→ Given exercise: Looking through the listing, how many of its lines hold the word "JSON"? Answer with only the number.

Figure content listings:
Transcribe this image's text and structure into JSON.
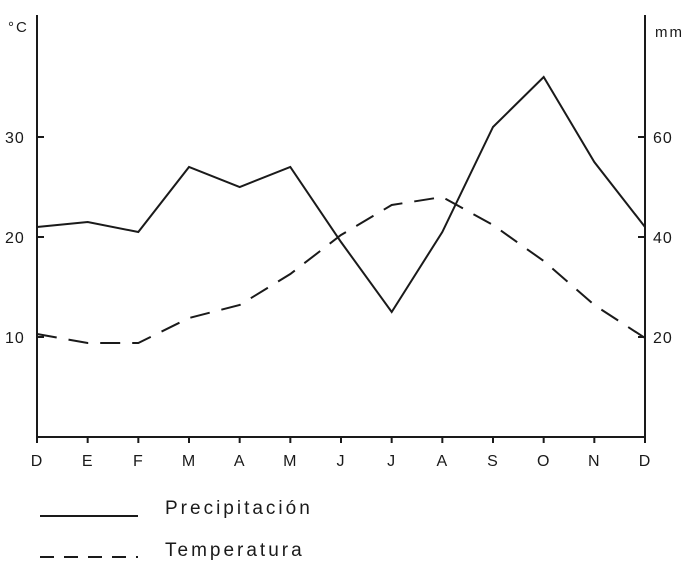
{
  "chart_data": {
    "type": "line",
    "categories": [
      "D",
      "E",
      "F",
      "M",
      "A",
      "M",
      "J",
      "J",
      "A",
      "S",
      "O",
      "N",
      "D"
    ],
    "y_left": {
      "unit": "°C",
      "ylim": [
        0,
        40
      ],
      "ticks": [
        10,
        20,
        30
      ]
    },
    "y_right": {
      "unit": "mm",
      "ylim": [
        0,
        80
      ],
      "ticks": [
        20,
        40,
        60
      ]
    },
    "series": [
      {
        "name": "Precipitación",
        "axis": "right",
        "style": "solid",
        "values": [
          42,
          43,
          41,
          54,
          50,
          54,
          39,
          25,
          41,
          62,
          72,
          55,
          42
        ]
      },
      {
        "name": "Temperatura",
        "axis": "left",
        "style": "dashed",
        "values": [
          10.3,
          9.4,
          9.4,
          11.9,
          13.2,
          16.3,
          20.2,
          23.2,
          24.0,
          21.2,
          17.6,
          13.2,
          9.9
        ]
      }
    ],
    "grid": false,
    "legend": {
      "position": "bottom-left"
    }
  }
}
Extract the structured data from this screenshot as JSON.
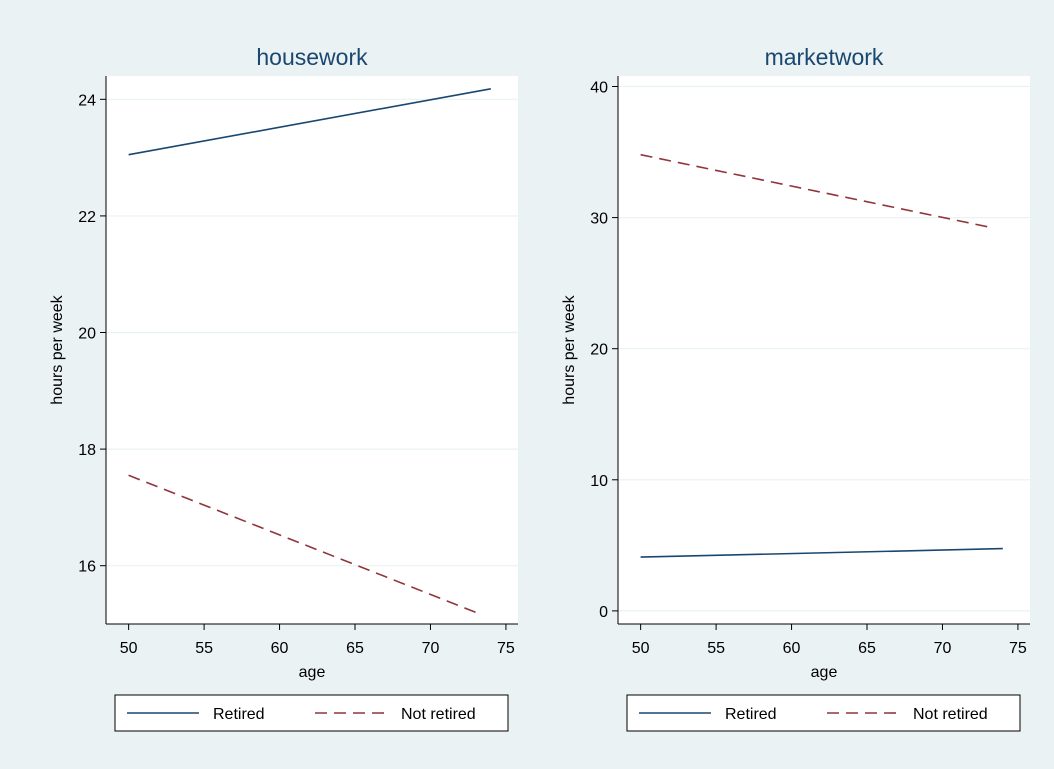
{
  "chart_data": [
    {
      "type": "line",
      "title": "housework",
      "xlabel": "age",
      "ylabel": "hours per week",
      "xlim": [
        48.5,
        75.8
      ],
      "ylim": [
        15.0,
        24.4
      ],
      "xticks": [
        50,
        55,
        60,
        65,
        70,
        75
      ],
      "yticks": [
        16,
        18,
        20,
        22,
        24
      ],
      "grid": true,
      "legend_position": "bottom",
      "series": [
        {
          "name": "Retired",
          "color": "#1a476f",
          "style": "solid",
          "x": [
            50,
            74
          ],
          "y": [
            23.05,
            24.18
          ]
        },
        {
          "name": "Not retired",
          "color": "#90353b",
          "style": "dashed",
          "x": [
            50,
            73
          ],
          "y": [
            17.55,
            15.2
          ]
        }
      ]
    },
    {
      "type": "line",
      "title": "marketwork",
      "xlabel": "age",
      "ylabel": "hours per week",
      "xlim": [
        48.5,
        75.8
      ],
      "ylim": [
        -1.0,
        40.8
      ],
      "xticks": [
        50,
        55,
        60,
        65,
        70,
        75
      ],
      "yticks": [
        0,
        10,
        20,
        30,
        40
      ],
      "grid": true,
      "legend_position": "bottom",
      "series": [
        {
          "name": "Retired",
          "color": "#1a476f",
          "style": "solid",
          "x": [
            50,
            74
          ],
          "y": [
            4.1,
            4.75
          ]
        },
        {
          "name": "Not retired",
          "color": "#90353b",
          "style": "dashed",
          "x": [
            50,
            73
          ],
          "y": [
            34.8,
            29.3
          ]
        }
      ]
    }
  ]
}
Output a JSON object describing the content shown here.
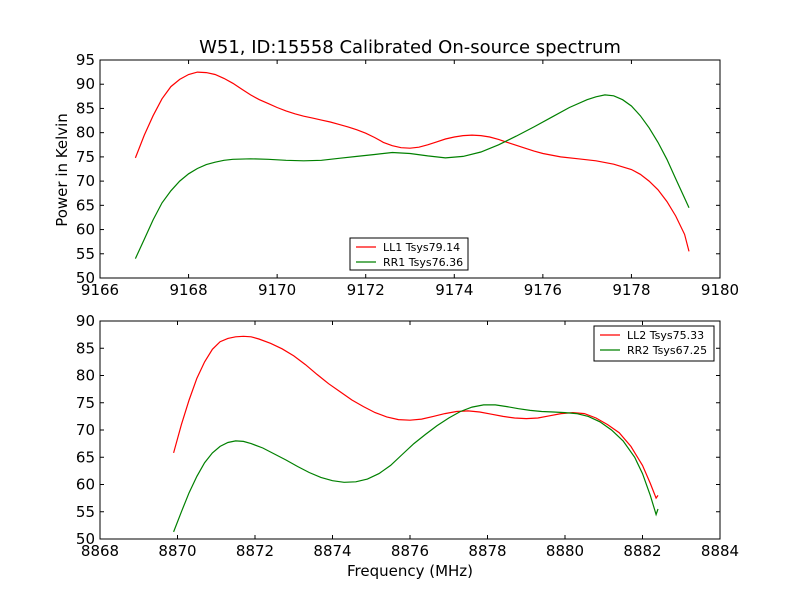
{
  "figure_title": "W51, ID:15558 Calibrated On-source spectrum",
  "xlabel": "Frequency (MHz)",
  "ylabel": "Power in Kelvin",
  "chart_data": [
    {
      "type": "line",
      "xlim": [
        9166,
        9180
      ],
      "ylim": [
        50,
        95
      ],
      "xticks": [
        9166,
        9168,
        9170,
        9172,
        9174,
        9176,
        9178,
        9180
      ],
      "yticks": [
        50,
        55,
        60,
        65,
        70,
        75,
        80,
        85,
        90,
        95
      ],
      "legend_position": "lower-center",
      "series": [
        {
          "name": "LL1 Tsys79.14",
          "color": "#ff0000",
          "points": [
            [
              9166.8,
              74.8
            ],
            [
              9167.0,
              79.5
            ],
            [
              9167.2,
              83.5
            ],
            [
              9167.4,
              87.0
            ],
            [
              9167.6,
              89.5
            ],
            [
              9167.8,
              91.0
            ],
            [
              9168.0,
              92.0
            ],
            [
              9168.2,
              92.5
            ],
            [
              9168.4,
              92.4
            ],
            [
              9168.6,
              92.0
            ],
            [
              9168.8,
              91.2
            ],
            [
              9169.0,
              90.2
            ],
            [
              9169.2,
              89.0
            ],
            [
              9169.4,
              87.8
            ],
            [
              9169.6,
              86.8
            ],
            [
              9169.8,
              86.0
            ],
            [
              9170.0,
              85.2
            ],
            [
              9170.2,
              84.5
            ],
            [
              9170.4,
              83.9
            ],
            [
              9170.6,
              83.4
            ],
            [
              9170.8,
              83.0
            ],
            [
              9171.0,
              82.6
            ],
            [
              9171.2,
              82.2
            ],
            [
              9171.4,
              81.7
            ],
            [
              9171.6,
              81.2
            ],
            [
              9171.8,
              80.6
            ],
            [
              9172.0,
              79.9
            ],
            [
              9172.2,
              79.0
            ],
            [
              9172.4,
              78.0
            ],
            [
              9172.6,
              77.3
            ],
            [
              9172.8,
              76.9
            ],
            [
              9173.0,
              76.8
            ],
            [
              9173.2,
              77.0
            ],
            [
              9173.4,
              77.5
            ],
            [
              9173.6,
              78.1
            ],
            [
              9173.8,
              78.7
            ],
            [
              9174.0,
              79.1
            ],
            [
              9174.2,
              79.4
            ],
            [
              9174.4,
              79.5
            ],
            [
              9174.6,
              79.4
            ],
            [
              9174.8,
              79.1
            ],
            [
              9175.0,
              78.6
            ],
            [
              9175.2,
              78.0
            ],
            [
              9175.4,
              77.4
            ],
            [
              9175.6,
              76.8
            ],
            [
              9175.8,
              76.2
            ],
            [
              9176.0,
              75.7
            ],
            [
              9176.4,
              75.0
            ],
            [
              9176.8,
              74.6
            ],
            [
              9177.2,
              74.2
            ],
            [
              9177.6,
              73.5
            ],
            [
              9178.0,
              72.4
            ],
            [
              9178.2,
              71.4
            ],
            [
              9178.4,
              70.0
            ],
            [
              9178.6,
              68.2
            ],
            [
              9178.8,
              65.8
            ],
            [
              9179.0,
              62.8
            ],
            [
              9179.2,
              59.0
            ],
            [
              9179.3,
              55.5
            ]
          ]
        },
        {
          "name": "RR1 Tsys76.36",
          "color": "#008000",
          "points": [
            [
              9166.8,
              54.0
            ],
            [
              9167.0,
              58.0
            ],
            [
              9167.2,
              62.0
            ],
            [
              9167.4,
              65.5
            ],
            [
              9167.6,
              68.0
            ],
            [
              9167.8,
              70.0
            ],
            [
              9168.0,
              71.5
            ],
            [
              9168.2,
              72.6
            ],
            [
              9168.4,
              73.4
            ],
            [
              9168.6,
              73.9
            ],
            [
              9168.8,
              74.3
            ],
            [
              9169.0,
              74.5
            ],
            [
              9169.4,
              74.6
            ],
            [
              9169.8,
              74.5
            ],
            [
              9170.2,
              74.3
            ],
            [
              9170.6,
              74.2
            ],
            [
              9171.0,
              74.3
            ],
            [
              9171.4,
              74.7
            ],
            [
              9171.8,
              75.1
            ],
            [
              9172.2,
              75.5
            ],
            [
              9172.6,
              75.9
            ],
            [
              9173.0,
              75.7
            ],
            [
              9173.4,
              75.2
            ],
            [
              9173.8,
              74.8
            ],
            [
              9174.2,
              75.1
            ],
            [
              9174.6,
              76.0
            ],
            [
              9175.0,
              77.5
            ],
            [
              9175.4,
              79.3
            ],
            [
              9175.8,
              81.2
            ],
            [
              9176.2,
              83.2
            ],
            [
              9176.6,
              85.2
            ],
            [
              9177.0,
              86.8
            ],
            [
              9177.2,
              87.4
            ],
            [
              9177.4,
              87.8
            ],
            [
              9177.6,
              87.6
            ],
            [
              9177.8,
              86.8
            ],
            [
              9178.0,
              85.5
            ],
            [
              9178.2,
              83.5
            ],
            [
              9178.4,
              81.0
            ],
            [
              9178.6,
              78.0
            ],
            [
              9178.8,
              74.5
            ],
            [
              9179.0,
              70.5
            ],
            [
              9179.2,
              66.5
            ],
            [
              9179.3,
              64.5
            ]
          ]
        }
      ]
    },
    {
      "type": "line",
      "xlim": [
        8868,
        8884
      ],
      "ylim": [
        50,
        90
      ],
      "xticks": [
        8868,
        8870,
        8872,
        8874,
        8876,
        8878,
        8880,
        8882,
        8884
      ],
      "yticks": [
        50,
        55,
        60,
        65,
        70,
        75,
        80,
        85,
        90
      ],
      "legend_position": "top-right",
      "series": [
        {
          "name": "LL2 Tsys75.33",
          "color": "#ff0000",
          "points": [
            [
              8869.9,
              65.8
            ],
            [
              8870.1,
              71.0
            ],
            [
              8870.3,
              75.5
            ],
            [
              8870.5,
              79.5
            ],
            [
              8870.7,
              82.5
            ],
            [
              8870.9,
              84.8
            ],
            [
              8871.1,
              86.2
            ],
            [
              8871.3,
              86.8
            ],
            [
              8871.5,
              87.1
            ],
            [
              8871.7,
              87.2
            ],
            [
              8871.9,
              87.1
            ],
            [
              8872.1,
              86.7
            ],
            [
              8872.4,
              85.9
            ],
            [
              8872.7,
              84.9
            ],
            [
              8873.0,
              83.6
            ],
            [
              8873.3,
              82.0
            ],
            [
              8873.6,
              80.2
            ],
            [
              8873.9,
              78.5
            ],
            [
              8874.2,
              77.0
            ],
            [
              8874.5,
              75.5
            ],
            [
              8874.8,
              74.3
            ],
            [
              8875.1,
              73.2
            ],
            [
              8875.4,
              72.4
            ],
            [
              8875.7,
              71.9
            ],
            [
              8876.0,
              71.8
            ],
            [
              8876.3,
              72.0
            ],
            [
              8876.6,
              72.5
            ],
            [
              8876.9,
              73.0
            ],
            [
              8877.2,
              73.4
            ],
            [
              8877.5,
              73.5
            ],
            [
              8877.8,
              73.3
            ],
            [
              8878.1,
              72.9
            ],
            [
              8878.4,
              72.5
            ],
            [
              8878.7,
              72.2
            ],
            [
              8879.0,
              72.1
            ],
            [
              8879.3,
              72.2
            ],
            [
              8879.6,
              72.6
            ],
            [
              8879.9,
              73.0
            ],
            [
              8880.2,
              73.2
            ],
            [
              8880.5,
              73.0
            ],
            [
              8880.8,
              72.2
            ],
            [
              8881.1,
              71.0
            ],
            [
              8881.4,
              69.5
            ],
            [
              8881.7,
              67.0
            ],
            [
              8882.0,
              63.5
            ],
            [
              8882.2,
              60.2
            ],
            [
              8882.35,
              57.5
            ],
            [
              8882.4,
              58.0
            ]
          ]
        },
        {
          "name": "RR2 Tsys67.25",
          "color": "#008000",
          "points": [
            [
              8869.9,
              51.3
            ],
            [
              8870.1,
              55.0
            ],
            [
              8870.3,
              58.5
            ],
            [
              8870.5,
              61.5
            ],
            [
              8870.7,
              64.0
            ],
            [
              8870.9,
              65.8
            ],
            [
              8871.1,
              67.0
            ],
            [
              8871.3,
              67.7
            ],
            [
              8871.5,
              68.0
            ],
            [
              8871.7,
              67.9
            ],
            [
              8871.9,
              67.5
            ],
            [
              8872.2,
              66.7
            ],
            [
              8872.5,
              65.6
            ],
            [
              8872.8,
              64.5
            ],
            [
              8873.1,
              63.3
            ],
            [
              8873.4,
              62.2
            ],
            [
              8873.7,
              61.3
            ],
            [
              8874.0,
              60.7
            ],
            [
              8874.3,
              60.4
            ],
            [
              8874.6,
              60.5
            ],
            [
              8874.9,
              61.0
            ],
            [
              8875.2,
              62.0
            ],
            [
              8875.5,
              63.5
            ],
            [
              8875.8,
              65.5
            ],
            [
              8876.1,
              67.5
            ],
            [
              8876.4,
              69.2
            ],
            [
              8876.7,
              70.8
            ],
            [
              8877.0,
              72.2
            ],
            [
              8877.3,
              73.4
            ],
            [
              8877.6,
              74.2
            ],
            [
              8877.9,
              74.6
            ],
            [
              8878.2,
              74.6
            ],
            [
              8878.5,
              74.3
            ],
            [
              8878.8,
              73.9
            ],
            [
              8879.1,
              73.6
            ],
            [
              8879.4,
              73.4
            ],
            [
              8879.7,
              73.3
            ],
            [
              8880.0,
              73.2
            ],
            [
              8880.3,
              73.0
            ],
            [
              8880.6,
              72.5
            ],
            [
              8880.9,
              71.5
            ],
            [
              8881.2,
              70.0
            ],
            [
              8881.5,
              68.0
            ],
            [
              8881.8,
              65.0
            ],
            [
              8882.0,
              62.0
            ],
            [
              8882.2,
              58.0
            ],
            [
              8882.35,
              54.5
            ],
            [
              8882.4,
              55.5
            ]
          ]
        }
      ]
    }
  ]
}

→ Solution: 3